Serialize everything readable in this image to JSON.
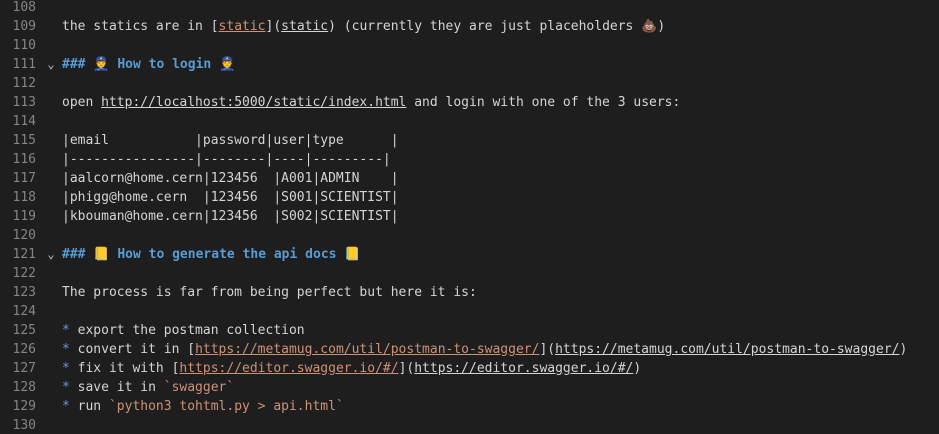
{
  "lines": [
    {
      "n": "108",
      "fold": "",
      "parts": []
    },
    {
      "n": "109",
      "fold": "",
      "parts": [
        {
          "t": "the statics are in [",
          "c": ""
        },
        {
          "t": "static",
          "c": "link-text"
        },
        {
          "t": "](",
          "c": ""
        },
        {
          "t": "static",
          "c": "link-url"
        },
        {
          "t": ") (currently they are just placeholders 💩)",
          "c": ""
        }
      ]
    },
    {
      "n": "110",
      "fold": "",
      "parts": []
    },
    {
      "n": "111",
      "fold": "⌄",
      "parts": [
        {
          "t": "### 👮 How to login 👮",
          "c": "heading"
        }
      ]
    },
    {
      "n": "112",
      "fold": "",
      "parts": []
    },
    {
      "n": "113",
      "fold": "",
      "parts": [
        {
          "t": "open ",
          "c": ""
        },
        {
          "t": "http://localhost:5000/static/index.html",
          "c": "plain-link"
        },
        {
          "t": " and login with one of the 3 users:",
          "c": ""
        }
      ]
    },
    {
      "n": "114",
      "fold": "",
      "parts": []
    },
    {
      "n": "115",
      "fold": "",
      "parts": [
        {
          "t": "|email           |password|user|type      |",
          "c": "table-text"
        }
      ]
    },
    {
      "n": "116",
      "fold": "",
      "parts": [
        {
          "t": "|----------------|--------|----|---------|",
          "c": "table-text"
        }
      ]
    },
    {
      "n": "117",
      "fold": "",
      "parts": [
        {
          "t": "|aalcorn@home.cern|123456  |A001|ADMIN    |",
          "c": "table-text"
        }
      ]
    },
    {
      "n": "118",
      "fold": "",
      "parts": [
        {
          "t": "|phigg@home.cern  |123456  |S001|SCIENTIST|",
          "c": "table-text"
        }
      ]
    },
    {
      "n": "119",
      "fold": "",
      "parts": [
        {
          "t": "|kbouman@home.cern|123456  |S002|SCIENTIST|",
          "c": "table-text"
        }
      ]
    },
    {
      "n": "120",
      "fold": "",
      "parts": []
    },
    {
      "n": "121",
      "fold": "⌄",
      "parts": [
        {
          "t": "### 📒 How to generate the api docs 📒",
          "c": "heading"
        }
      ]
    },
    {
      "n": "122",
      "fold": "",
      "parts": []
    },
    {
      "n": "123",
      "fold": "",
      "parts": [
        {
          "t": "The process is far from being perfect but here it is:",
          "c": ""
        }
      ]
    },
    {
      "n": "124",
      "fold": "",
      "parts": []
    },
    {
      "n": "125",
      "fold": "",
      "parts": [
        {
          "t": "* ",
          "c": "bullet"
        },
        {
          "t": "export the postman collection",
          "c": ""
        }
      ]
    },
    {
      "n": "126",
      "fold": "",
      "parts": [
        {
          "t": "* ",
          "c": "bullet"
        },
        {
          "t": "convert it in [",
          "c": ""
        },
        {
          "t": "https://metamug.com/util/postman-to-swagger/",
          "c": "link-text"
        },
        {
          "t": "](",
          "c": ""
        },
        {
          "t": "https://metamug.com/util/postman-to-swagger/",
          "c": "link-url"
        },
        {
          "t": ")",
          "c": ""
        }
      ]
    },
    {
      "n": "127",
      "fold": "",
      "parts": [
        {
          "t": "* ",
          "c": "bullet"
        },
        {
          "t": "fix it with [",
          "c": ""
        },
        {
          "t": "https://editor.swagger.io/#/",
          "c": "link-text"
        },
        {
          "t": "](",
          "c": ""
        },
        {
          "t": "https://editor.swagger.io/#/",
          "c": "link-url"
        },
        {
          "t": ")",
          "c": ""
        }
      ]
    },
    {
      "n": "128",
      "fold": "",
      "parts": [
        {
          "t": "* ",
          "c": "bullet"
        },
        {
          "t": "save it in ",
          "c": ""
        },
        {
          "t": "`swagger`",
          "c": "inline-code"
        }
      ]
    },
    {
      "n": "129",
      "fold": "",
      "parts": [
        {
          "t": "* ",
          "c": "bullet"
        },
        {
          "t": "run ",
          "c": ""
        },
        {
          "t": "`python3 tohtml.py > api.html`",
          "c": "inline-code"
        }
      ]
    },
    {
      "n": "130",
      "fold": "",
      "parts": []
    }
  ]
}
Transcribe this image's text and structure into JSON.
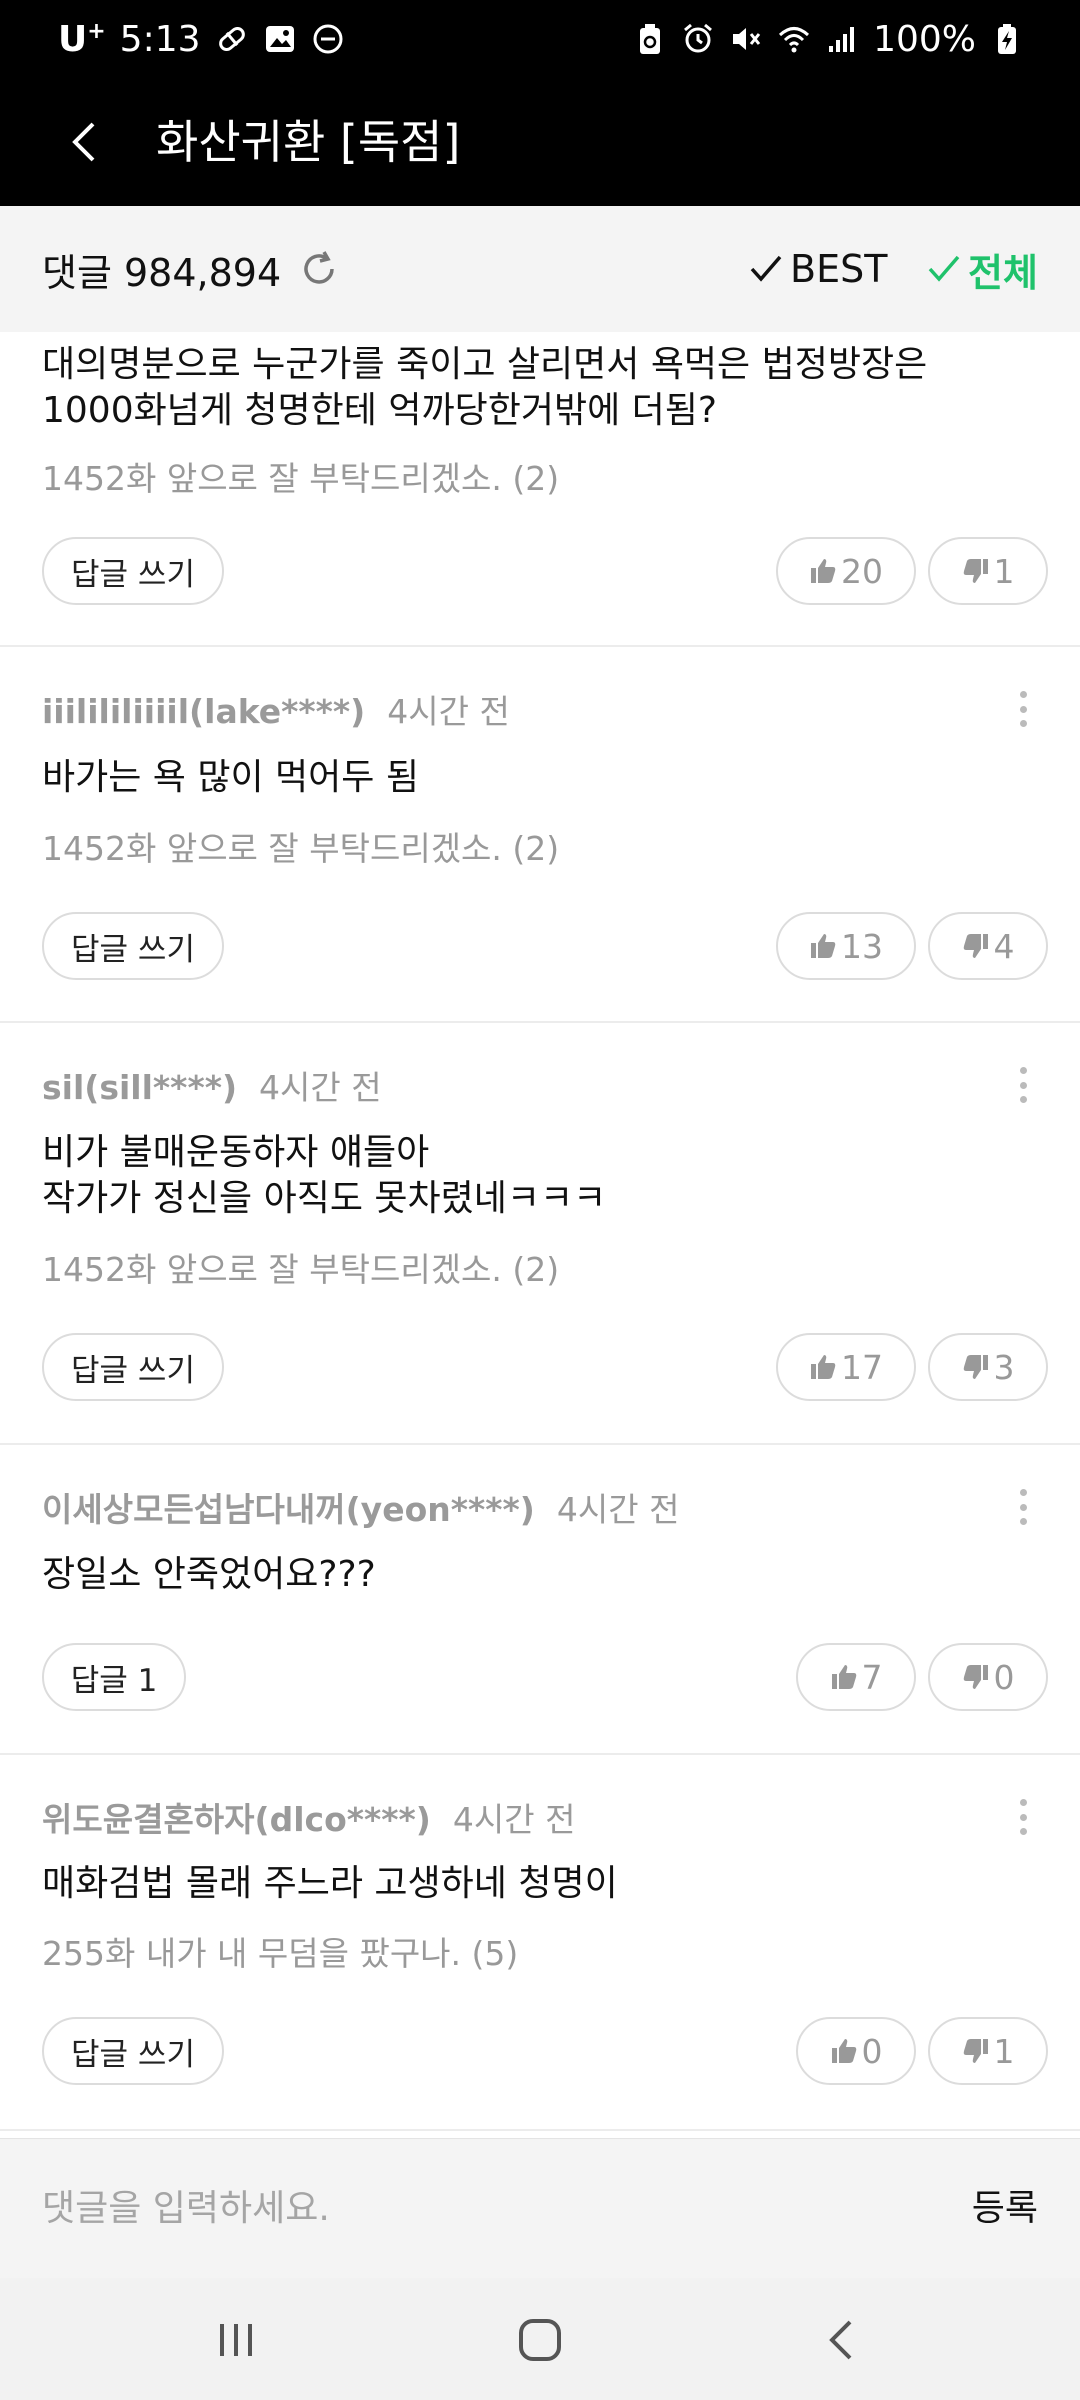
{
  "status_bar": {
    "carrier": "U",
    "carrier_sup": "+",
    "time": "5:13",
    "battery": "100%"
  },
  "header": {
    "title": "화산귀환 [독점]"
  },
  "comments_header": {
    "label": "댓글 984,894",
    "filter_best": "BEST",
    "filter_all": "전체",
    "accent_color": "#1fc26b"
  },
  "comments": [
    {
      "text_line1": "대의명분으로 누군가를 죽이고 살리면서 욕먹은 법정방장은",
      "text_line2": "1000화넘게  청명한테 억까당한거밖에 더됨?",
      "episode": "1452화 앞으로 잘 부탁드리겠소. (2)",
      "reply": "답글 쓰기",
      "likes": "20",
      "dislikes": "1"
    },
    {
      "nick": "iiilililiiiil(lake****)",
      "time": "4시간 전",
      "text": "바가는 욕 많이 먹어두 됨",
      "episode": "1452화 앞으로 잘 부탁드리겠소. (2)",
      "reply": "답글 쓰기",
      "likes": "13",
      "dislikes": "4"
    },
    {
      "nick": "sil(sill****)",
      "time": "4시간 전",
      "text": "비가 불매운동하자 얘들아\n작가가 정신을 아직도 못차렸네ㅋㅋㅋ",
      "episode": "1452화 앞으로 잘 부탁드리겠소. (2)",
      "reply": "답글 쓰기",
      "likes": "17",
      "dislikes": "3"
    },
    {
      "nick": "이세상모든섭남다내꺼(yeon****)",
      "time": "4시간 전",
      "text": "장일소 안죽었어요???",
      "reply": "답글 1",
      "likes": "7",
      "dislikes": "0"
    },
    {
      "nick": "위도윤결혼하자(dlco****)",
      "time": "4시간 전",
      "text": "매화검법 몰래 주느라 고생하네 청명이",
      "episode": "255화 내가 내 무덤을 팠구나. (5)",
      "reply": "답글 쓰기",
      "likes": "0",
      "dislikes": "1"
    }
  ],
  "input_bar": {
    "placeholder": "댓글을 입력하세요.",
    "submit": "등록"
  },
  "icons": {
    "back": "chevron-left-icon",
    "refresh": "refresh-icon",
    "like": "thumbs-up-icon",
    "dislike": "thumbs-down-icon",
    "more": "more-vertical-icon"
  }
}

============

What the task asks: All records above are to be printed exactly, minus the pictures they contain.

Worked answer:
Serialize everything readable in this image to JSON.
{
  "lines": [
    {
      "n": "108",
      "fold": "",
      "parts": []
    },
    {
      "n": "109",
      "fold": "",
      "parts": [
        {
          "t": "the statics are in [",
          "c": ""
        },
        {
          "t": "static",
          "c": "link-text"
        },
        {
          "t": "](",
          "c": ""
        },
        {
          "t": "static",
          "c": "link-url"
        },
        {
          "t": ") (currently they are just placeholders 💩)",
          "c": ""
        }
      ]
    },
    {
      "n": "110",
      "fold": "",
      "parts": []
    },
    {
      "n": "111",
      "fold": "⌄",
      "parts": [
        {
          "t": "### 👮 How to login 👮",
          "c": "heading"
        }
      ]
    },
    {
      "n": "112",
      "fold": "",
      "parts": []
    },
    {
      "n": "113",
      "fold": "",
      "parts": [
        {
          "t": "open ",
          "c": ""
        },
        {
          "t": "http://localhost:5000/static/index.html",
          "c": "plain-link"
        },
        {
          "t": " and login with one of the 3 users:",
          "c": ""
        }
      ]
    },
    {
      "n": "114",
      "fold": "",
      "parts": []
    },
    {
      "n": "115",
      "fold": "",
      "parts": [
        {
          "t": "|email           |password|user|type      |",
          "c": "table-text"
        }
      ]
    },
    {
      "n": "116",
      "fold": "",
      "parts": [
        {
          "t": "|----------------|--------|----|---------|",
          "c": "table-text"
        }
      ]
    },
    {
      "n": "117",
      "fold": "",
      "parts": [
        {
          "t": "|aalcorn@home.cern|123456  |A001|ADMIN    |",
          "c": "table-text"
        }
      ]
    },
    {
      "n": "118",
      "fold": "",
      "parts": [
        {
          "t": "|phigg@home.cern  |123456  |S001|SCIENTIST|",
          "c": "table-text"
        }
      ]
    },
    {
      "n": "119",
      "fold": "",
      "parts": [
        {
          "t": "|kbouman@home.cern|123456  |S002|SCIENTIST|",
          "c": "table-text"
        }
      ]
    },
    {
      "n": "120",
      "fold": "",
      "parts": []
    },
    {
      "n": "121",
      "fold": "⌄",
      "parts": [
        {
          "t": "### 📒 How to generate the api docs 📒",
          "c": "heading"
        }
      ]
    },
    {
      "n": "122",
      "fold": "",
      "parts": []
    },
    {
      "n": "123",
      "fold": "",
      "parts": [
        {
          "t": "The process is far from being perfect but here it is:",
          "c": ""
        }
      ]
    },
    {
      "n": "124",
      "fold": "",
      "parts": []
    },
    {
      "n": "125",
      "fold": "",
      "parts": [
        {
          "t": "* ",
          "c": "bullet"
        },
        {
          "t": "export the postman collection",
          "c": ""
        }
      ]
    },
    {
      "n": "126",
      "fold": "",
      "parts": [
        {
          "t": "* ",
          "c": "bullet"
        },
        {
          "t": "convert it in [",
          "c": ""
        },
        {
          "t": "https://metamug.com/util/postman-to-swagger/",
          "c": "link-text"
        },
        {
          "t": "](",
          "c": ""
        },
        {
          "t": "https://metamug.com/util/postman-to-swagger/",
          "c": "link-url"
        },
        {
          "t": ")",
          "c": ""
        }
      ]
    },
    {
      "n": "127",
      "fold": "",
      "parts": [
        {
          "t": "* ",
          "c": "bullet"
        },
        {
          "t": "fix it with [",
          "c": ""
        },
        {
          "t": "https://editor.swagger.io/#/",
          "c": "link-text"
        },
        {
          "t": "](",
          "c": ""
        },
        {
          "t": "https://editor.swagger.io/#/",
          "c": "link-url"
        },
        {
          "t": ")",
          "c": ""
        }
      ]
    },
    {
      "n": "128",
      "fold": "",
      "parts": [
        {
          "t": "* ",
          "c": "bullet"
        },
        {
          "t": "save it in ",
          "c": ""
        },
        {
          "t": "`swagger`",
          "c": "inline-code"
        }
      ]
    },
    {
      "n": "129",
      "fold": "",
      "parts": [
        {
          "t": "* ",
          "c": "bullet"
        },
        {
          "t": "run ",
          "c": ""
        },
        {
          "t": "`python3 tohtml.py > api.html`",
          "c": "inline-code"
        }
      ]
    },
    {
      "n": "130",
      "fold": "",
      "parts": []
    }
  ]
}
Transcribe this image's text and structure into JSON.
{
  "status_bar": {
    "carrier": "U",
    "carrier_sup": "+",
    "time": "5:13",
    "battery": "100%"
  },
  "header": {
    "title": "화산귀환 [독점]"
  },
  "comments_header": {
    "label": "댓글 984,894",
    "filter_best": "BEST",
    "filter_all": "전체",
    "accent_color": "#1fc26b"
  },
  "comments": [
    {
      "text_line1": "대의명분으로 누군가를 죽이고 살리면서 욕먹은 법정방장은",
      "text_line2": "1000화넘게  청명한테 억까당한거밖에 더됨?",
      "episode": "1452화 앞으로 잘 부탁드리겠소. (2)",
      "reply": "답글 쓰기",
      "likes": "20",
      "dislikes": "1"
    },
    {
      "nick": "iiilililiiiil(lake****)",
      "time": "4시간 전",
      "text": "바가는 욕 많이 먹어두 됨",
      "episode": "1452화 앞으로 잘 부탁드리겠소. (2)",
      "reply": "답글 쓰기",
      "likes": "13",
      "dislikes": "4"
    },
    {
      "nick": "sil(sill****)",
      "time": "4시간 전",
      "text": "비가 불매운동하자 얘들아\n작가가 정신을 아직도 못차렸네ㅋㅋㅋ",
      "episode": "1452화 앞으로 잘 부탁드리겠소. (2)",
      "reply": "답글 쓰기",
      "likes": "17",
      "dislikes": "3"
    },
    {
      "nick": "이세상모든섭남다내꺼(yeon****)",
      "time": "4시간 전",
      "text": "장일소 안죽었어요???",
      "reply": "답글 1",
      "likes": "7",
      "dislikes": "0"
    },
    {
      "nick": "위도윤결혼하자(dlco****)",
      "time": "4시간 전",
      "text": "매화검법 몰래 주느라 고생하네 청명이",
      "episode": "255화 내가 내 무덤을 팠구나. (5)",
      "reply": "답글 쓰기",
      "likes": "0",
      "dislikes": "1"
    }
  ],
  "input_bar": {
    "placeholder": "댓글을 입력하세요.",
    "submit": "등록"
  },
  "icons": {
    "back": "chevron-left-icon",
    "refresh": "refresh-icon",
    "like": "thumbs-up-icon",
    "dislike": "thumbs-down-icon",
    "more": "more-vertical-icon"
  }
}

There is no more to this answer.